Task to complete:
Quote the entries word for word. Omit the pictures.

Dataset excerpts
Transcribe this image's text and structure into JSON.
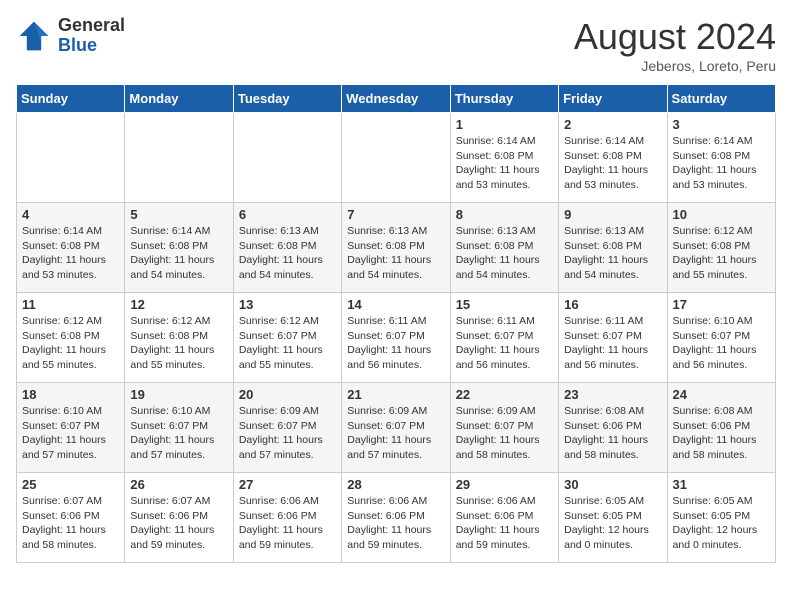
{
  "header": {
    "logo_general": "General",
    "logo_blue": "Blue",
    "month_title": "August 2024",
    "location": "Jeberos, Loreto, Peru"
  },
  "days_of_week": [
    "Sunday",
    "Monday",
    "Tuesday",
    "Wednesday",
    "Thursday",
    "Friday",
    "Saturday"
  ],
  "weeks": [
    [
      {
        "day": "",
        "info": ""
      },
      {
        "day": "",
        "info": ""
      },
      {
        "day": "",
        "info": ""
      },
      {
        "day": "",
        "info": ""
      },
      {
        "day": "1",
        "info": "Sunrise: 6:14 AM\nSunset: 6:08 PM\nDaylight: 11 hours\nand 53 minutes."
      },
      {
        "day": "2",
        "info": "Sunrise: 6:14 AM\nSunset: 6:08 PM\nDaylight: 11 hours\nand 53 minutes."
      },
      {
        "day": "3",
        "info": "Sunrise: 6:14 AM\nSunset: 6:08 PM\nDaylight: 11 hours\nand 53 minutes."
      }
    ],
    [
      {
        "day": "4",
        "info": "Sunrise: 6:14 AM\nSunset: 6:08 PM\nDaylight: 11 hours\nand 53 minutes."
      },
      {
        "day": "5",
        "info": "Sunrise: 6:14 AM\nSunset: 6:08 PM\nDaylight: 11 hours\nand 54 minutes."
      },
      {
        "day": "6",
        "info": "Sunrise: 6:13 AM\nSunset: 6:08 PM\nDaylight: 11 hours\nand 54 minutes."
      },
      {
        "day": "7",
        "info": "Sunrise: 6:13 AM\nSunset: 6:08 PM\nDaylight: 11 hours\nand 54 minutes."
      },
      {
        "day": "8",
        "info": "Sunrise: 6:13 AM\nSunset: 6:08 PM\nDaylight: 11 hours\nand 54 minutes."
      },
      {
        "day": "9",
        "info": "Sunrise: 6:13 AM\nSunset: 6:08 PM\nDaylight: 11 hours\nand 54 minutes."
      },
      {
        "day": "10",
        "info": "Sunrise: 6:12 AM\nSunset: 6:08 PM\nDaylight: 11 hours\nand 55 minutes."
      }
    ],
    [
      {
        "day": "11",
        "info": "Sunrise: 6:12 AM\nSunset: 6:08 PM\nDaylight: 11 hours\nand 55 minutes."
      },
      {
        "day": "12",
        "info": "Sunrise: 6:12 AM\nSunset: 6:08 PM\nDaylight: 11 hours\nand 55 minutes."
      },
      {
        "day": "13",
        "info": "Sunrise: 6:12 AM\nSunset: 6:07 PM\nDaylight: 11 hours\nand 55 minutes."
      },
      {
        "day": "14",
        "info": "Sunrise: 6:11 AM\nSunset: 6:07 PM\nDaylight: 11 hours\nand 56 minutes."
      },
      {
        "day": "15",
        "info": "Sunrise: 6:11 AM\nSunset: 6:07 PM\nDaylight: 11 hours\nand 56 minutes."
      },
      {
        "day": "16",
        "info": "Sunrise: 6:11 AM\nSunset: 6:07 PM\nDaylight: 11 hours\nand 56 minutes."
      },
      {
        "day": "17",
        "info": "Sunrise: 6:10 AM\nSunset: 6:07 PM\nDaylight: 11 hours\nand 56 minutes."
      }
    ],
    [
      {
        "day": "18",
        "info": "Sunrise: 6:10 AM\nSunset: 6:07 PM\nDaylight: 11 hours\nand 57 minutes."
      },
      {
        "day": "19",
        "info": "Sunrise: 6:10 AM\nSunset: 6:07 PM\nDaylight: 11 hours\nand 57 minutes."
      },
      {
        "day": "20",
        "info": "Sunrise: 6:09 AM\nSunset: 6:07 PM\nDaylight: 11 hours\nand 57 minutes."
      },
      {
        "day": "21",
        "info": "Sunrise: 6:09 AM\nSunset: 6:07 PM\nDaylight: 11 hours\nand 57 minutes."
      },
      {
        "day": "22",
        "info": "Sunrise: 6:09 AM\nSunset: 6:07 PM\nDaylight: 11 hours\nand 58 minutes."
      },
      {
        "day": "23",
        "info": "Sunrise: 6:08 AM\nSunset: 6:06 PM\nDaylight: 11 hours\nand 58 minutes."
      },
      {
        "day": "24",
        "info": "Sunrise: 6:08 AM\nSunset: 6:06 PM\nDaylight: 11 hours\nand 58 minutes."
      }
    ],
    [
      {
        "day": "25",
        "info": "Sunrise: 6:07 AM\nSunset: 6:06 PM\nDaylight: 11 hours\nand 58 minutes."
      },
      {
        "day": "26",
        "info": "Sunrise: 6:07 AM\nSunset: 6:06 PM\nDaylight: 11 hours\nand 59 minutes."
      },
      {
        "day": "27",
        "info": "Sunrise: 6:06 AM\nSunset: 6:06 PM\nDaylight: 11 hours\nand 59 minutes."
      },
      {
        "day": "28",
        "info": "Sunrise: 6:06 AM\nSunset: 6:06 PM\nDaylight: 11 hours\nand 59 minutes."
      },
      {
        "day": "29",
        "info": "Sunrise: 6:06 AM\nSunset: 6:06 PM\nDaylight: 11 hours\nand 59 minutes."
      },
      {
        "day": "30",
        "info": "Sunrise: 6:05 AM\nSunset: 6:05 PM\nDaylight: 12 hours\nand 0 minutes."
      },
      {
        "day": "31",
        "info": "Sunrise: 6:05 AM\nSunset: 6:05 PM\nDaylight: 12 hours\nand 0 minutes."
      }
    ]
  ]
}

Reply to the task:
Transcribe this image's text and structure into JSON.
{
  "header": {
    "logo_general": "General",
    "logo_blue": "Blue",
    "month_title": "August 2024",
    "location": "Jeberos, Loreto, Peru"
  },
  "days_of_week": [
    "Sunday",
    "Monday",
    "Tuesday",
    "Wednesday",
    "Thursday",
    "Friday",
    "Saturday"
  ],
  "weeks": [
    [
      {
        "day": "",
        "info": ""
      },
      {
        "day": "",
        "info": ""
      },
      {
        "day": "",
        "info": ""
      },
      {
        "day": "",
        "info": ""
      },
      {
        "day": "1",
        "info": "Sunrise: 6:14 AM\nSunset: 6:08 PM\nDaylight: 11 hours\nand 53 minutes."
      },
      {
        "day": "2",
        "info": "Sunrise: 6:14 AM\nSunset: 6:08 PM\nDaylight: 11 hours\nand 53 minutes."
      },
      {
        "day": "3",
        "info": "Sunrise: 6:14 AM\nSunset: 6:08 PM\nDaylight: 11 hours\nand 53 minutes."
      }
    ],
    [
      {
        "day": "4",
        "info": "Sunrise: 6:14 AM\nSunset: 6:08 PM\nDaylight: 11 hours\nand 53 minutes."
      },
      {
        "day": "5",
        "info": "Sunrise: 6:14 AM\nSunset: 6:08 PM\nDaylight: 11 hours\nand 54 minutes."
      },
      {
        "day": "6",
        "info": "Sunrise: 6:13 AM\nSunset: 6:08 PM\nDaylight: 11 hours\nand 54 minutes."
      },
      {
        "day": "7",
        "info": "Sunrise: 6:13 AM\nSunset: 6:08 PM\nDaylight: 11 hours\nand 54 minutes."
      },
      {
        "day": "8",
        "info": "Sunrise: 6:13 AM\nSunset: 6:08 PM\nDaylight: 11 hours\nand 54 minutes."
      },
      {
        "day": "9",
        "info": "Sunrise: 6:13 AM\nSunset: 6:08 PM\nDaylight: 11 hours\nand 54 minutes."
      },
      {
        "day": "10",
        "info": "Sunrise: 6:12 AM\nSunset: 6:08 PM\nDaylight: 11 hours\nand 55 minutes."
      }
    ],
    [
      {
        "day": "11",
        "info": "Sunrise: 6:12 AM\nSunset: 6:08 PM\nDaylight: 11 hours\nand 55 minutes."
      },
      {
        "day": "12",
        "info": "Sunrise: 6:12 AM\nSunset: 6:08 PM\nDaylight: 11 hours\nand 55 minutes."
      },
      {
        "day": "13",
        "info": "Sunrise: 6:12 AM\nSunset: 6:07 PM\nDaylight: 11 hours\nand 55 minutes."
      },
      {
        "day": "14",
        "info": "Sunrise: 6:11 AM\nSunset: 6:07 PM\nDaylight: 11 hours\nand 56 minutes."
      },
      {
        "day": "15",
        "info": "Sunrise: 6:11 AM\nSunset: 6:07 PM\nDaylight: 11 hours\nand 56 minutes."
      },
      {
        "day": "16",
        "info": "Sunrise: 6:11 AM\nSunset: 6:07 PM\nDaylight: 11 hours\nand 56 minutes."
      },
      {
        "day": "17",
        "info": "Sunrise: 6:10 AM\nSunset: 6:07 PM\nDaylight: 11 hours\nand 56 minutes."
      }
    ],
    [
      {
        "day": "18",
        "info": "Sunrise: 6:10 AM\nSunset: 6:07 PM\nDaylight: 11 hours\nand 57 minutes."
      },
      {
        "day": "19",
        "info": "Sunrise: 6:10 AM\nSunset: 6:07 PM\nDaylight: 11 hours\nand 57 minutes."
      },
      {
        "day": "20",
        "info": "Sunrise: 6:09 AM\nSunset: 6:07 PM\nDaylight: 11 hours\nand 57 minutes."
      },
      {
        "day": "21",
        "info": "Sunrise: 6:09 AM\nSunset: 6:07 PM\nDaylight: 11 hours\nand 57 minutes."
      },
      {
        "day": "22",
        "info": "Sunrise: 6:09 AM\nSunset: 6:07 PM\nDaylight: 11 hours\nand 58 minutes."
      },
      {
        "day": "23",
        "info": "Sunrise: 6:08 AM\nSunset: 6:06 PM\nDaylight: 11 hours\nand 58 minutes."
      },
      {
        "day": "24",
        "info": "Sunrise: 6:08 AM\nSunset: 6:06 PM\nDaylight: 11 hours\nand 58 minutes."
      }
    ],
    [
      {
        "day": "25",
        "info": "Sunrise: 6:07 AM\nSunset: 6:06 PM\nDaylight: 11 hours\nand 58 minutes."
      },
      {
        "day": "26",
        "info": "Sunrise: 6:07 AM\nSunset: 6:06 PM\nDaylight: 11 hours\nand 59 minutes."
      },
      {
        "day": "27",
        "info": "Sunrise: 6:06 AM\nSunset: 6:06 PM\nDaylight: 11 hours\nand 59 minutes."
      },
      {
        "day": "28",
        "info": "Sunrise: 6:06 AM\nSunset: 6:06 PM\nDaylight: 11 hours\nand 59 minutes."
      },
      {
        "day": "29",
        "info": "Sunrise: 6:06 AM\nSunset: 6:06 PM\nDaylight: 11 hours\nand 59 minutes."
      },
      {
        "day": "30",
        "info": "Sunrise: 6:05 AM\nSunset: 6:05 PM\nDaylight: 12 hours\nand 0 minutes."
      },
      {
        "day": "31",
        "info": "Sunrise: 6:05 AM\nSunset: 6:05 PM\nDaylight: 12 hours\nand 0 minutes."
      }
    ]
  ]
}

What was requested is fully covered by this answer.